(Records from a collection)
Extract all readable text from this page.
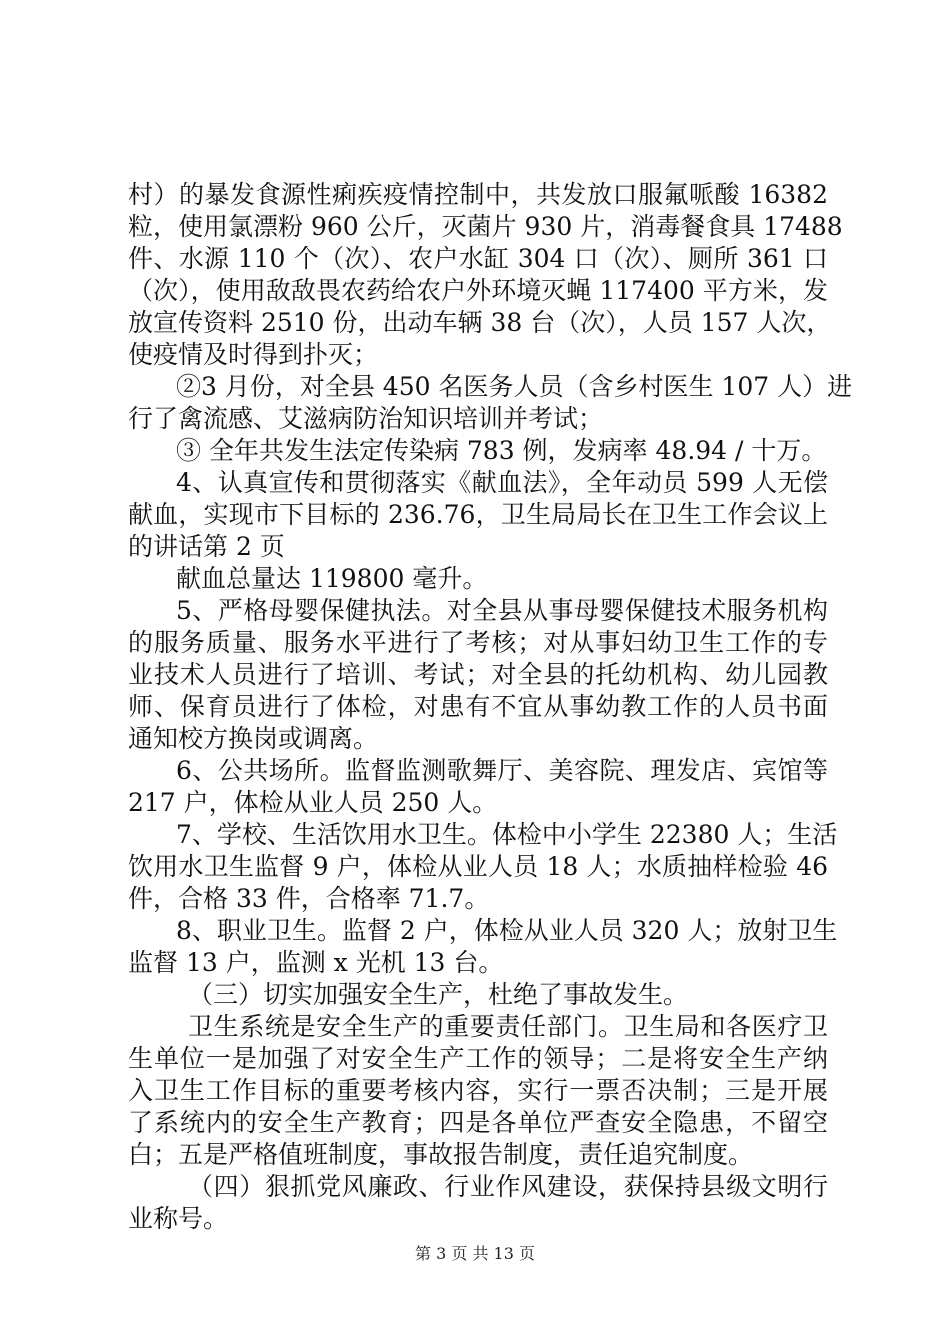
村）的暴发食源性痢疾疫情控制中，共发放口服氟哌酸 16382
粒，使用氯漂粉 960 公斤，灭菌片 930 片，消毒餐食具 17488
件、水源 110 个（次）、农户水缸 304 口（次）、厕所 361 口
（次），使用敌敌畏农药给农户外环境灭蝇 117400 平方米，发
放宣传资料 2510 份，出动车辆 38 台（次），人员 157 人次，
使疫情及时得到扑灭；
②3 月份，对全县 450 名医务人员（含乡村医生 107 人）进
行了禽流感、艾滋病防治知识培训并考试；
③ 全年共发生法定传染病 783 例，发病率 48.94 / 十万。
4、认真宣传和贯彻落实《献血法》，全年动员 599 人无偿
献血，实现市下目标的 236.76，卫生局局长在卫生工作会议上
的讲话第 2 页
献血总量达 119800 毫升。
5、严格母婴保健执法。对全县从事母婴保健技术服务机构
的服务质量、服务水平进行了考核；对从事妇幼卫生工作的专
业技术人员进行了培训、考试；对全县的托幼机构、幼儿园教
师、保育员进行了体检，对患有不宜从事幼教工作的人员书面
通知校方换岗或调离。
6、公共场所。监督监测歌舞厅、美容院、理发店、宾馆等
217 户，体检从业人员 250 人。
7、学校、生活饮用水卫生。体检中小学生 22380 人；生活
饮用水卫生监督 9 户，体检从业人员 18 人；水质抽样检验 46
件，合格 33 件，合格率 71.7。
8、职业卫生。监督 2 户，体检从业人员 320 人；放射卫生
监督 13 户，监测 x 光机 13 台。
（三）切实加强安全生产，杜绝了事故发生。
卫生系统是安全生产的重要责任部门。卫生局和各医疗卫
生单位一是加强了对安全生产工作的领导；二是将安全生产纳
入卫生工作目标的重要考核内容，实行一票否决制；三是开展
了系统内的安全生产教育；四是各单位严查安全隐患，不留空
白；五是严格值班制度，事故报告制度，责任追究制度。
（四）狠抓党风廉政、行业作风建设，获保持县级文明行
业称号。
第 3 页 共 13 页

* Do this *
In the records above, find the lines containing "体检从业人员" and copy them.

* Task result *
217 户，体检从业人员 250 人。
饮用水卫生监督 9 户，体检从业人员 18 人；水质抽样检验 46
8、职业卫生。监督 2 户，体检从业人员 320 人；放射卫生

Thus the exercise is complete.